**Given problem:** Copy out each line in the material below that has the word "reviews".

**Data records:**
###
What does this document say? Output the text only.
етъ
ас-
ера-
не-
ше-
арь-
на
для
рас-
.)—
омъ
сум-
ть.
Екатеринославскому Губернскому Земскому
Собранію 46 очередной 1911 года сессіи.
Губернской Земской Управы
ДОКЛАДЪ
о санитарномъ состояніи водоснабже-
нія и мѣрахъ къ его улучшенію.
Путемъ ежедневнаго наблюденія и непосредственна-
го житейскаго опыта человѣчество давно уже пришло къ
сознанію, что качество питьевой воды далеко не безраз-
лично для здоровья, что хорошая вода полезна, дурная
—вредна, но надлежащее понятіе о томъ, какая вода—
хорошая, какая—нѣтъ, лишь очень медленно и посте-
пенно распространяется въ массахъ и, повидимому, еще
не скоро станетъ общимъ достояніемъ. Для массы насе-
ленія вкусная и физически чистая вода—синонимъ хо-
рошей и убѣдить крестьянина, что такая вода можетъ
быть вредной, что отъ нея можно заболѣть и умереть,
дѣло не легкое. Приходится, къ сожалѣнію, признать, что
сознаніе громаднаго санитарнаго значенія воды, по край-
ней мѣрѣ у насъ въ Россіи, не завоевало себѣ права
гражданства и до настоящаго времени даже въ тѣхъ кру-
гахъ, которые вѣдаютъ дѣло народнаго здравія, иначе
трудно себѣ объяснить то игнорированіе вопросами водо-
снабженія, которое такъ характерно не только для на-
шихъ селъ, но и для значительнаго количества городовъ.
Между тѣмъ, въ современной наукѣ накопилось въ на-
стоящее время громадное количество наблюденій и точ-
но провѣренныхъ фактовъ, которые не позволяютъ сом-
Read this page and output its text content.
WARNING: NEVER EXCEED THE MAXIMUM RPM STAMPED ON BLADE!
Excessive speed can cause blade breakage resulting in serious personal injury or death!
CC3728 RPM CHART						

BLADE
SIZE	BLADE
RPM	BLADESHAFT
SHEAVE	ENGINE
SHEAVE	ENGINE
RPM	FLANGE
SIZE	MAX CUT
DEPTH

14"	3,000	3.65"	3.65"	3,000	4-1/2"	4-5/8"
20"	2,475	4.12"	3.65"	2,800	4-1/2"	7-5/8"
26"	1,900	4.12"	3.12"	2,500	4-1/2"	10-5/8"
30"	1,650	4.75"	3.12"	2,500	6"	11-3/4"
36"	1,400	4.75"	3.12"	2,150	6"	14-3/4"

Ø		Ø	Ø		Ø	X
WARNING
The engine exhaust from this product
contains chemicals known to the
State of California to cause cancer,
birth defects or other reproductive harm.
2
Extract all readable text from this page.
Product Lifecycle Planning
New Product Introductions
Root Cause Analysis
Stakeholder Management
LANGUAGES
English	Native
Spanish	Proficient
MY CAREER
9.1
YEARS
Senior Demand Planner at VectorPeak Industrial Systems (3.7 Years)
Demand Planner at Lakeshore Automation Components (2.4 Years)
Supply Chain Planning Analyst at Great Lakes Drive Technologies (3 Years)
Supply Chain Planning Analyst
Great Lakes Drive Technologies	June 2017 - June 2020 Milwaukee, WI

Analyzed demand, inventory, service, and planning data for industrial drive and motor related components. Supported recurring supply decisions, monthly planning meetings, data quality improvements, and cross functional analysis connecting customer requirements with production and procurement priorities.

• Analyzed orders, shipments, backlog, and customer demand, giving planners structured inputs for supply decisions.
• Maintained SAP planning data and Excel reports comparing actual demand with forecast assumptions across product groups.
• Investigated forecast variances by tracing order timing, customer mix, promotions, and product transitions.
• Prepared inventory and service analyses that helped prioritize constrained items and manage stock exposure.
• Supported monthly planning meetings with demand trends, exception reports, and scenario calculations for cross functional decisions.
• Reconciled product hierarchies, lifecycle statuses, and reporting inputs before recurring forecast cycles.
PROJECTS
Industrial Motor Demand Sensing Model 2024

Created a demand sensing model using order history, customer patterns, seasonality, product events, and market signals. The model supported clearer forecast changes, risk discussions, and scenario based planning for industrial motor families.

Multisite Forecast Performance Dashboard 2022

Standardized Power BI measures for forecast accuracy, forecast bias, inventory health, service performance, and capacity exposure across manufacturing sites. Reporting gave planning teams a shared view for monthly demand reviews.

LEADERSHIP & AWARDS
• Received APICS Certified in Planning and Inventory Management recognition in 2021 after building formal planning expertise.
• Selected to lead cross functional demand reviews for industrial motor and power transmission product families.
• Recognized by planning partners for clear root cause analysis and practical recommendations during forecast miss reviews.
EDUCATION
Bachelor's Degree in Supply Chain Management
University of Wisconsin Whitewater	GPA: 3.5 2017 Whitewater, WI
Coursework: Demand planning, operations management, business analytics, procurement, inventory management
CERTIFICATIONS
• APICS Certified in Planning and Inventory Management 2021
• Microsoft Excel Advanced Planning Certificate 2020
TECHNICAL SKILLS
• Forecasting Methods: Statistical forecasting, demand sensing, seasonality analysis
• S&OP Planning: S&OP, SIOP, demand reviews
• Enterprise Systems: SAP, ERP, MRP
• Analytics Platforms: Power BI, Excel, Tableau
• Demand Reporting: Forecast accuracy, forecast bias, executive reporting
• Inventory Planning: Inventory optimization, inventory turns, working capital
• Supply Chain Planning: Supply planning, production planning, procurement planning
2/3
###
**Result of this task:**
Standardized Power BI measures for forecast accuracy, forecast bias, inventory health, service performance, and capacity exposure across manufacturing sites. Reporting gave planning teams a shared view for monthly demand reviews.
• Selected to lead cross functional demand reviews for industrial motor and power transmission product families.
• Recognized by planning partners for clear root cause analysis and practical recommendations during forecast miss reviews.
• S&OP Planning: S&OP, SIOP, demand reviews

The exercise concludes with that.